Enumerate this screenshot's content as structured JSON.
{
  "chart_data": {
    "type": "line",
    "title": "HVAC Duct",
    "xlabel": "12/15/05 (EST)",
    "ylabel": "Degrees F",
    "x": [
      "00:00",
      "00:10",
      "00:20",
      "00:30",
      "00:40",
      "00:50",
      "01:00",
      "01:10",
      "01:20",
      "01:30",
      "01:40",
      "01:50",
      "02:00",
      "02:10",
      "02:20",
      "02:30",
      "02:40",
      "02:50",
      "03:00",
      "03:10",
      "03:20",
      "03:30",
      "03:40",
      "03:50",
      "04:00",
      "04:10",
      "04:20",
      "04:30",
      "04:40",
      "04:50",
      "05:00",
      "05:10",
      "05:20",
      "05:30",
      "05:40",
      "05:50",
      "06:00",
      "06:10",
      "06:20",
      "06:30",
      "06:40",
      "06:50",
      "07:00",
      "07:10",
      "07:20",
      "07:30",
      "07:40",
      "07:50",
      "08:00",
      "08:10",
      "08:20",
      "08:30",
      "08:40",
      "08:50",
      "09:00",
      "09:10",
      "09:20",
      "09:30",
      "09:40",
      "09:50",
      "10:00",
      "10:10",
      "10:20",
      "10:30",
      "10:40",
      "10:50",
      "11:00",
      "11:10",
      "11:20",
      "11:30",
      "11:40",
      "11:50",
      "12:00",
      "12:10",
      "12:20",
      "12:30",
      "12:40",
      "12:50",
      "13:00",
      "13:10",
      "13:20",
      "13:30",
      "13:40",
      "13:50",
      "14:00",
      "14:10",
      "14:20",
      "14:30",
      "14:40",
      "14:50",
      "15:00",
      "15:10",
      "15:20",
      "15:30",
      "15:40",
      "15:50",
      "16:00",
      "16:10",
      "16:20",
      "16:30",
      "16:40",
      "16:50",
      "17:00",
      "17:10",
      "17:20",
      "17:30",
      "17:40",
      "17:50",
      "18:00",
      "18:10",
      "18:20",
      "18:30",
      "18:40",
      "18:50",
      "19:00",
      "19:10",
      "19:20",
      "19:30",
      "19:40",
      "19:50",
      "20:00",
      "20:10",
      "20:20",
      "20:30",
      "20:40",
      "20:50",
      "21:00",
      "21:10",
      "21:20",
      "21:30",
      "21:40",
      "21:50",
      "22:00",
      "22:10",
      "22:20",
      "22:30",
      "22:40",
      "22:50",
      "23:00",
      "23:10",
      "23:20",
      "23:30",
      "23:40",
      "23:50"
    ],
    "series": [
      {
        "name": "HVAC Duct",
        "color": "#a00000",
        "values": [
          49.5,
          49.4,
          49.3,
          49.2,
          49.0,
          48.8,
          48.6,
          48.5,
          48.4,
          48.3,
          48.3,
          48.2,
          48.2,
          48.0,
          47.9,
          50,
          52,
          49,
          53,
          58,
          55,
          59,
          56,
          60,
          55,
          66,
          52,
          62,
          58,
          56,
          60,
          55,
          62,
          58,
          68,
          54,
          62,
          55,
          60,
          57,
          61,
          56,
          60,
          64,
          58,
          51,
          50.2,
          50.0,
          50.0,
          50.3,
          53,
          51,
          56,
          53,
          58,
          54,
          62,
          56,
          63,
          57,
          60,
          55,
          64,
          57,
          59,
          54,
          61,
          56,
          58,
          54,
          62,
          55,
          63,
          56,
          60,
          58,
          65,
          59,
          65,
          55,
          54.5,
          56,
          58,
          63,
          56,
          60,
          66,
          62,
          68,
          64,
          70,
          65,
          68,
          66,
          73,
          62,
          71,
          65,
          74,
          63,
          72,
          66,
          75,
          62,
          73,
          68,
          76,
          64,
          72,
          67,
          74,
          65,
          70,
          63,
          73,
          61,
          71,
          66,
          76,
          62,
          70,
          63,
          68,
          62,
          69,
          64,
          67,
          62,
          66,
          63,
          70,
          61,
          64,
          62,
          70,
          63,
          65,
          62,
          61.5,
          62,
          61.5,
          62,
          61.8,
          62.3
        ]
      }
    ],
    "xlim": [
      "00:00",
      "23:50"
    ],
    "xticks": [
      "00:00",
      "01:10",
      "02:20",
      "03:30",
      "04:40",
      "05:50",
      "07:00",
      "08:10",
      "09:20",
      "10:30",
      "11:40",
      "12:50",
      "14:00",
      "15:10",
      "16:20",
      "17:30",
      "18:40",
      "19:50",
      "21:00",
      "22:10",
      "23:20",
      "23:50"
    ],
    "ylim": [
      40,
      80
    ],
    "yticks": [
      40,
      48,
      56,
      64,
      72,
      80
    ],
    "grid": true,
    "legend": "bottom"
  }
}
================
**Prompt**
Repeat the data in its entirety, character for character.

**Output for this exercise**
Enumerate this screenshot's content as structured JSON.
{
  "chart_data": {
    "type": "line",
    "title": "HVAC Duct",
    "xlabel": "12/15/05 (EST)",
    "ylabel": "Degrees F",
    "x": [
      "00:00",
      "00:10",
      "00:20",
      "00:30",
      "00:40",
      "00:50",
      "01:00",
      "01:10",
      "01:20",
      "01:30",
      "01:40",
      "01:50",
      "02:00",
      "02:10",
      "02:20",
      "02:30",
      "02:40",
      "02:50",
      "03:00",
      "03:10",
      "03:20",
      "03:30",
      "03:40",
      "03:50",
      "04:00",
      "04:10",
      "04:20",
      "04:30",
      "04:40",
      "04:50",
      "05:00",
      "05:10",
      "05:20",
      "05:30",
      "05:40",
      "05:50",
      "06:00",
      "06:10",
      "06:20",
      "06:30",
      "06:40",
      "06:50",
      "07:00",
      "07:10",
      "07:20",
      "07:30",
      "07:40",
      "07:50",
      "08:00",
      "08:10",
      "08:20",
      "08:30",
      "08:40",
      "08:50",
      "09:00",
      "09:10",
      "09:20",
      "09:30",
      "09:40",
      "09:50",
      "10:00",
      "10:10",
      "10:20",
      "10:30",
      "10:40",
      "10:50",
      "11:00",
      "11:10",
      "11:20",
      "11:30",
      "11:40",
      "11:50",
      "12:00",
      "12:10",
      "12:20",
      "12:30",
      "12:40",
      "12:50",
      "13:00",
      "13:10",
      "13:20",
      "13:30",
      "13:40",
      "13:50",
      "14:00",
      "14:10",
      "14:20",
      "14:30",
      "14:40",
      "14:50",
      "15:00",
      "15:10",
      "15:20",
      "15:30",
      "15:40",
      "15:50",
      "16:00",
      "16:10",
      "16:20",
      "16:30",
      "16:40",
      "16:50",
      "17:00",
      "17:10",
      "17:20",
      "17:30",
      "17:40",
      "17:50",
      "18:00",
      "18:10",
      "18:20",
      "18:30",
      "18:40",
      "18:50",
      "19:00",
      "19:10",
      "19:20",
      "19:30",
      "19:40",
      "19:50",
      "20:00",
      "20:10",
      "20:20",
      "20:30",
      "20:40",
      "20:50",
      "21:00",
      "21:10",
      "21:20",
      "21:30",
      "21:40",
      "21:50",
      "22:00",
      "22:10",
      "22:20",
      "22:30",
      "22:40",
      "22:50",
      "23:00",
      "23:10",
      "23:20",
      "23:30",
      "23:40",
      "23:50"
    ],
    "series": [
      {
        "name": "HVAC Duct",
        "color": "#a00000",
        "values": [
          49.5,
          49.4,
          49.3,
          49.2,
          49.0,
          48.8,
          48.6,
          48.5,
          48.4,
          48.3,
          48.3,
          48.2,
          48.2,
          48.0,
          47.9,
          50,
          52,
          49,
          53,
          58,
          55,
          59,
          56,
          60,
          55,
          66,
          52,
          62,
          58,
          56,
          60,
          55,
          62,
          58,
          68,
          54,
          62,
          55,
          60,
          57,
          61,
          56,
          60,
          64,
          58,
          51,
          50.2,
          50.0,
          50.0,
          50.3,
          53,
          51,
          56,
          53,
          58,
          54,
          62,
          56,
          63,
          57,
          60,
          55,
          64,
          57,
          59,
          54,
          61,
          56,
          58,
          54,
          62,
          55,
          63,
          56,
          60,
          58,
          65,
          59,
          65,
          55,
          54.5,
          56,
          58,
          63,
          56,
          60,
          66,
          62,
          68,
          64,
          70,
          65,
          68,
          66,
          73,
          62,
          71,
          65,
          74,
          63,
          72,
          66,
          75,
          62,
          73,
          68,
          76,
          64,
          72,
          67,
          74,
          65,
          70,
          63,
          73,
          61,
          71,
          66,
          76,
          62,
          70,
          63,
          68,
          62,
          69,
          64,
          67,
          62,
          66,
          63,
          70,
          61,
          64,
          62,
          70,
          63,
          65,
          62,
          61.5,
          62,
          61.5,
          62,
          61.8,
          62.3
        ]
      }
    ],
    "xlim": [
      "00:00",
      "23:50"
    ],
    "xticks": [
      "00:00",
      "01:10",
      "02:20",
      "03:30",
      "04:40",
      "05:50",
      "07:00",
      "08:10",
      "09:20",
      "10:30",
      "11:40",
      "12:50",
      "14:00",
      "15:10",
      "16:20",
      "17:30",
      "18:40",
      "19:50",
      "21:00",
      "22:10",
      "23:20",
      "23:50"
    ],
    "ylim": [
      40,
      80
    ],
    "yticks": [
      40,
      48,
      56,
      64,
      72,
      80
    ],
    "grid": true,
    "legend": "bottom"
  }
}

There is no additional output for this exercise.